_PROBLEMS TO SOLVE_
• a. In the lecture excerpt on the brain's what and where pathways, rewrite the stretch from "Even more interestingly, there's" through "of naming it.", swapping "grasping" for "holding".
• b. List every everyday object that the lecture excerpt on the brain's what and where pathways names as something a patient might see or handle.
• c. Carry on the lecture excerpt on the brain's what and where pathways, starting after its final sentence.

_EXCERPT PROVIDED_
☆ ☆ ☆ ☆
And the reason for that, or the inference based on that,
is that the occipital parietal cortex or the upper region of the brain we're talking about,
is associated with where. It's associated with object location, hence it's called the where pathway.
Even more interestingly, there's essentially the complete opposite of that condition,
where the patient is capable of grasping and using objects, but they're not capable of naming it.
So basically, in optic ataxia, you can see a pencil or a fork or something and say,
yes, that's what it is, but can't use it properly.
In the other condition, the patient is able to grasp the pen or the fork and use it properly,
but if you ask them what it is, they wouldn't be able to say so.
It's rather fascinating how one is able to sort of conduct a motor task
without actually be able to verbalize what one is doing,
but that is possible because it's observed in these conditions.
So these, it's called double dissociation, that is you can have one without the other in both cases.
The double dissociation of these two conditions allows us to infer
that there are two separate regions of the brain,
or streams of processing, one for object location and sort of motor function,
and the other one focusing on object recognition.
So the what and the where pathways.
☆ ☆ ☆ ☆
(Page layout parsing data)
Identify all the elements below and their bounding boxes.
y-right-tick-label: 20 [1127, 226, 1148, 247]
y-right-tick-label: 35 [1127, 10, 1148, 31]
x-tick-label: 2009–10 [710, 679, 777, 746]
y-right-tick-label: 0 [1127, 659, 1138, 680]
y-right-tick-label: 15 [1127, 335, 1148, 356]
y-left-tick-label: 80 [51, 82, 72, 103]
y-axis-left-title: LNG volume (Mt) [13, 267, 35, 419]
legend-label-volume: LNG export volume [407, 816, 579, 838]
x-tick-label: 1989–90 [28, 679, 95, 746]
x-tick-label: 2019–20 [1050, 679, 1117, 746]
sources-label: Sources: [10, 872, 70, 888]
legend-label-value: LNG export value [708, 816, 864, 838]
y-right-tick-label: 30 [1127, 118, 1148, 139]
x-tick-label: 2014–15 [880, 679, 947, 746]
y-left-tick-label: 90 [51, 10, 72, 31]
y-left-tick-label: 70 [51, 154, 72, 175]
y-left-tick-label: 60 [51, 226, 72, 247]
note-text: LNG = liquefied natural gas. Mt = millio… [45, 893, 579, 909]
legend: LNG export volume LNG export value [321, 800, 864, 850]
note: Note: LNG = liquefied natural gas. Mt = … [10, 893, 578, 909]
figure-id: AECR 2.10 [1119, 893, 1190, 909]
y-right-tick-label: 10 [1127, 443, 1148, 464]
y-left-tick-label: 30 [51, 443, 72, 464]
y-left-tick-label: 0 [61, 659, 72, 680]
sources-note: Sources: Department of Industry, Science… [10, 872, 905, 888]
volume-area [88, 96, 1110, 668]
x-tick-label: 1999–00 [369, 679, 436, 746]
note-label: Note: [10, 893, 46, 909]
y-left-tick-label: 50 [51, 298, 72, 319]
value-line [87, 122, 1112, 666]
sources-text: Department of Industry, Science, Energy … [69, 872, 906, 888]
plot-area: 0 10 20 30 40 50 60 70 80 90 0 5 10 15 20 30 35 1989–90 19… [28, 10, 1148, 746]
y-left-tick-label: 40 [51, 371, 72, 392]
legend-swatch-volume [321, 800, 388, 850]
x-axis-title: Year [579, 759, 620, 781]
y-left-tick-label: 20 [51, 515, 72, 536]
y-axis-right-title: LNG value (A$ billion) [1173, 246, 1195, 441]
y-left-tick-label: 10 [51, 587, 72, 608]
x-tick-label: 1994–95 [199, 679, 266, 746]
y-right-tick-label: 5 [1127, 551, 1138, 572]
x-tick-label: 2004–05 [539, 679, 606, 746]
☆ ☆ ☆ ☆
_ANSWERS PROVIDED_
• a.
Even more interestingly, there's essentially the complete opposite of that condition,
where the patient is capable of holding and using objects, but they're not capable of naming it.

• b. pencil, fork, pen

• c.
And, you know, there are other piece of evidence, too,
like functional neuroimaging showing that different regions of the brain
are active during different types of tasks.
But we won't go into details of that.
Suffice it to say, there are various convergent lines of evidence
that indicate that there are two,
broadly speaking, there are two streams of processing.
The bottom is the what pathway, and the top is the where pathway.
Okay, so now that we've got that broad idea of the two-stream hypothesis,
we're now going to look at the higher cortical areas in more detail,
including those in the what and the where pathway.
But before we get to either of those,
we're going to talk about areas V2 and V3.
These are the cortical regions that are basically come just after V1.
So information goes to V1, and then directly after that,
it goes to V2 and or V3.
So regardless of whether information is processed through the where or the what pathway,
it will always go through V1 and V2 and V3, or it might go straight from V1 to V3,
but it always goes through that initial V1, V2, V3.
And only after V3 does it diverge between the WOT and the WARE pathways.
Again, this is all broadly speaking.
There are going to be exceptions, but broadly speaking, this is the case.
Area V2, it's the region of the visual cortex that essentially comes right after V1,
and so hence it's called V2.
It's very similar to V1, basically, not actually that much is known about it.
We observe cells that are tuned to simple properties such as orientation or the spatial frequency of the light that it observes and also color.
So similar things that we observe in V1.
There are, however, some more complicated properties of neurons found in V2.
So we refer to these as complex neurons that respond to complex stimuli as opposed to simple neurons that respond to a very simple stimuli,
like just light in this given region of the visual field or something like that.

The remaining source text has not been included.